Excerpt from a dataset
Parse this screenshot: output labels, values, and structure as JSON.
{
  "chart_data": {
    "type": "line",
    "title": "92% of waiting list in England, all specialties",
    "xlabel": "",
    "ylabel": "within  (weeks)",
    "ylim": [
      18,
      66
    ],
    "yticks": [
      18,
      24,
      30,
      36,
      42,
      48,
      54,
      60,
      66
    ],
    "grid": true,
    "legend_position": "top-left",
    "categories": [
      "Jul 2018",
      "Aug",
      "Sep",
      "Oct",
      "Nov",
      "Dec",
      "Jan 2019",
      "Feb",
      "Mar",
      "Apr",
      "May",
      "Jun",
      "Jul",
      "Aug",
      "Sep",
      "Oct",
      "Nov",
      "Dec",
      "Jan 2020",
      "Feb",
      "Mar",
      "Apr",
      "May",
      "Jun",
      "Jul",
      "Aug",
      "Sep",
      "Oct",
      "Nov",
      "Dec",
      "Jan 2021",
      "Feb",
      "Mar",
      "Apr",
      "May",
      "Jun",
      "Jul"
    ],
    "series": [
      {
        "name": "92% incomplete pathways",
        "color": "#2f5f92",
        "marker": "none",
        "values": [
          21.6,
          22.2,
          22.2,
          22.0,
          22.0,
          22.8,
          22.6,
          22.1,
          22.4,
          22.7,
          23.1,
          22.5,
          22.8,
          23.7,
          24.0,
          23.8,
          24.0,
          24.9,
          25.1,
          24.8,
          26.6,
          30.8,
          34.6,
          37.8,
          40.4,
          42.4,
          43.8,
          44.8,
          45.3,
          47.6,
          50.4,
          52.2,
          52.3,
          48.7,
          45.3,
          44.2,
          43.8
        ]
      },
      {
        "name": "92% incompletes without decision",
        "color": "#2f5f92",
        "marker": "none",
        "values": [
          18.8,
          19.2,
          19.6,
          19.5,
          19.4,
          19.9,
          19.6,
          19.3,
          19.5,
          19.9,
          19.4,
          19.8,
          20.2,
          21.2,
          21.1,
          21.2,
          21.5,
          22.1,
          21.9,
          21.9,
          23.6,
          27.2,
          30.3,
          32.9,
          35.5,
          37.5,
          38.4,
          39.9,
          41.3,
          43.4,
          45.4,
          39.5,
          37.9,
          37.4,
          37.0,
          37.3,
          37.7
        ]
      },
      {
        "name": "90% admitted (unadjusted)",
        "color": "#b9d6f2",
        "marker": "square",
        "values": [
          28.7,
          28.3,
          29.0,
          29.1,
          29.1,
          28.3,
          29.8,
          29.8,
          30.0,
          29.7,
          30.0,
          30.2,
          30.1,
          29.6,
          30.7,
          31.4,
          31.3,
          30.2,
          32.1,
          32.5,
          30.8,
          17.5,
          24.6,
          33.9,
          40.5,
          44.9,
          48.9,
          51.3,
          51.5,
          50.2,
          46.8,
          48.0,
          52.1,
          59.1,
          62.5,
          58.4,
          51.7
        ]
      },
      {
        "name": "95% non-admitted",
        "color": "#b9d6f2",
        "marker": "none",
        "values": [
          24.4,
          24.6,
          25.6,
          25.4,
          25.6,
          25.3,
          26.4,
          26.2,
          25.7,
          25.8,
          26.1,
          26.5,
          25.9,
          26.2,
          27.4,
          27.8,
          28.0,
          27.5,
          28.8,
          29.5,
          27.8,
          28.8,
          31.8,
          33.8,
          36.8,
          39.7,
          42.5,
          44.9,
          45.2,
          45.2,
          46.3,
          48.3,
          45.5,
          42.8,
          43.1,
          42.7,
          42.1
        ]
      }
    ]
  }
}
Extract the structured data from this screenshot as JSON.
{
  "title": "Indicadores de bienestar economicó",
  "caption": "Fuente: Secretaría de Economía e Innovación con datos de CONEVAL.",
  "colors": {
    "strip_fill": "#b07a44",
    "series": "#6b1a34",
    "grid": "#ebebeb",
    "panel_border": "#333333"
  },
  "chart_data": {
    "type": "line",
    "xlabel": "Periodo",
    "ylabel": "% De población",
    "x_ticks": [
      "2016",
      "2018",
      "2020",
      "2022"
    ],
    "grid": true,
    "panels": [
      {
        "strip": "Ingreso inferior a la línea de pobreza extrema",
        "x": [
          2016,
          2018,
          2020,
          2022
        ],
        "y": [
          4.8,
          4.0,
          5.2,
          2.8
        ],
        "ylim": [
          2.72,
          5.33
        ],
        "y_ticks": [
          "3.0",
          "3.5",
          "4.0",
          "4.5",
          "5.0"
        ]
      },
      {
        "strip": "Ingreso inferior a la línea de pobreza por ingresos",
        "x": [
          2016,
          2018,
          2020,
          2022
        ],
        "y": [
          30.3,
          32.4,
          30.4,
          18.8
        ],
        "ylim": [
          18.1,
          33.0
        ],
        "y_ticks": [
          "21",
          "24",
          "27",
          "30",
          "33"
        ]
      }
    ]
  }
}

> [GIVEN PROBLEM] The entries above must be returned in full, exactly as shown.

> [WRITTEN ANSWER]
Parse this screenshot: output labels, values, and structure as JSON.
{
  "chart_data": {
    "type": "line",
    "title": "92% of waiting list in England, all specialties",
    "xlabel": "",
    "ylabel": "within  (weeks)",
    "ylim": [
      18,
      66
    ],
    "yticks": [
      18,
      24,
      30,
      36,
      42,
      48,
      54,
      60,
      66
    ],
    "grid": true,
    "legend_position": "top-left",
    "categories": [
      "Jul 2018",
      "Aug",
      "Sep",
      "Oct",
      "Nov",
      "Dec",
      "Jan 2019",
      "Feb",
      "Mar",
      "Apr",
      "May",
      "Jun",
      "Jul",
      "Aug",
      "Sep",
      "Oct",
      "Nov",
      "Dec",
      "Jan 2020",
      "Feb",
      "Mar",
      "Apr",
      "May",
      "Jun",
      "Jul",
      "Aug",
      "Sep",
      "Oct",
      "Nov",
      "Dec",
      "Jan 2021",
      "Feb",
      "Mar",
      "Apr",
      "May",
      "Jun",
      "Jul"
    ],
    "series": [
      {
        "name": "92% incomplete pathways",
        "color": "#2f5f92",
        "marker": "none",
        "values": [
          21.6,
          22.2,
          22.2,
          22.0,
          22.0,
          22.8,
          22.6,
          22.1,
          22.4,
          22.7,
          23.1,
          22.5,
          22.8,
          23.7,
          24.0,
          23.8,
          24.0,
          24.9,
          25.1,
          24.8,
          26.6,
          30.8,
          34.6,
          37.8,
          40.4,
          42.4,
          43.8,
          44.8,
          45.3,
          47.6,
          50.4,
          52.2,
          52.3,
          48.7,
          45.3,
          44.2,
          43.8
        ]
      },
      {
        "name": "92% incompletes without decision",
        "color": "#2f5f92",
        "marker": "none",
        "values": [
          18.8,
          19.2,
          19.6,
          19.5,
          19.4,
          19.9,
          19.6,
          19.3,
          19.5,
          19.9,
          19.4,
          19.8,
          20.2,
          21.2,
          21.1,
          21.2,
          21.5,
          22.1,
          21.9,
          21.9,
          23.6,
          27.2,
          30.3,
          32.9,
          35.5,
          37.5,
          38.4,
          39.9,
          41.3,
          43.4,
          45.4,
          39.5,
          37.9,
          37.4,
          37.0,
          37.3,
          37.7
        ]
      },
      {
        "name": "90% admitted (unadjusted)",
        "color": "#b9d6f2",
        "marker": "square",
        "values": [
          28.7,
          28.3,
          29.0,
          29.1,
          29.1,
          28.3,
          29.8,
          29.8,
          30.0,
          29.7,
          30.0,
          30.2,
          30.1,
          29.6,
          30.7,
          31.4,
          31.3,
          30.2,
          32.1,
          32.5,
          30.8,
          17.5,
          24.6,
          33.9,
          40.5,
          44.9,
          48.9,
          51.3,
          51.5,
          50.2,
          46.8,
          48.0,
          52.1,
          59.1,
          62.5,
          58.4,
          51.7
        ]
      },
      {
        "name": "95% non-admitted",
        "color": "#b9d6f2",
        "marker": "none",
        "values": [
          24.4,
          24.6,
          25.6,
          25.4,
          25.6,
          25.3,
          26.4,
          26.2,
          25.7,
          25.8,
          26.1,
          26.5,
          25.9,
          26.2,
          27.4,
          27.8,
          28.0,
          27.5,
          28.8,
          29.5,
          27.8,
          28.8,
          31.8,
          33.8,
          36.8,
          39.7,
          42.5,
          44.9,
          45.2,
          45.2,
          46.3,
          48.3,
          45.5,
          42.8,
          43.1,
          42.7,
          42.1
        ]
      }
    ]
  }
}
Extract the structured data from this screenshot as JSON.
{
  "title": "Indicadores de bienestar economicó",
  "caption": "Fuente: Secretaría de Economía e Innovación con datos de CONEVAL.",
  "colors": {
    "strip_fill": "#b07a44",
    "series": "#6b1a34",
    "grid": "#ebebeb",
    "panel_border": "#333333"
  },
  "chart_data": {
    "type": "line",
    "xlabel": "Periodo",
    "ylabel": "% De población",
    "x_ticks": [
      "2016",
      "2018",
      "2020",
      "2022"
    ],
    "grid": true,
    "panels": [
      {
        "strip": "Ingreso inferior a la línea de pobreza extrema",
        "x": [
          2016,
          2018,
          2020,
          2022
        ],
        "y": [
          4.8,
          4.0,
          5.2,
          2.8
        ],
        "ylim": [
          2.72,
          5.33
        ],
        "y_ticks": [
          "3.0",
          "3.5",
          "4.0",
          "4.5",
          "5.0"
        ]
      },
      {
        "strip": "Ingreso inferior a la línea de pobreza por ingresos",
        "x": [
          2016,
          2018,
          2020,
          2022
        ],
        "y": [
          30.3,
          32.4,
          30.4,
          18.8
        ],
        "ylim": [
          18.1,
          33.0
        ],
        "y_ticks": [
          "21",
          "24",
          "27",
          "30",
          "33"
        ]
      }
    ]
  }
}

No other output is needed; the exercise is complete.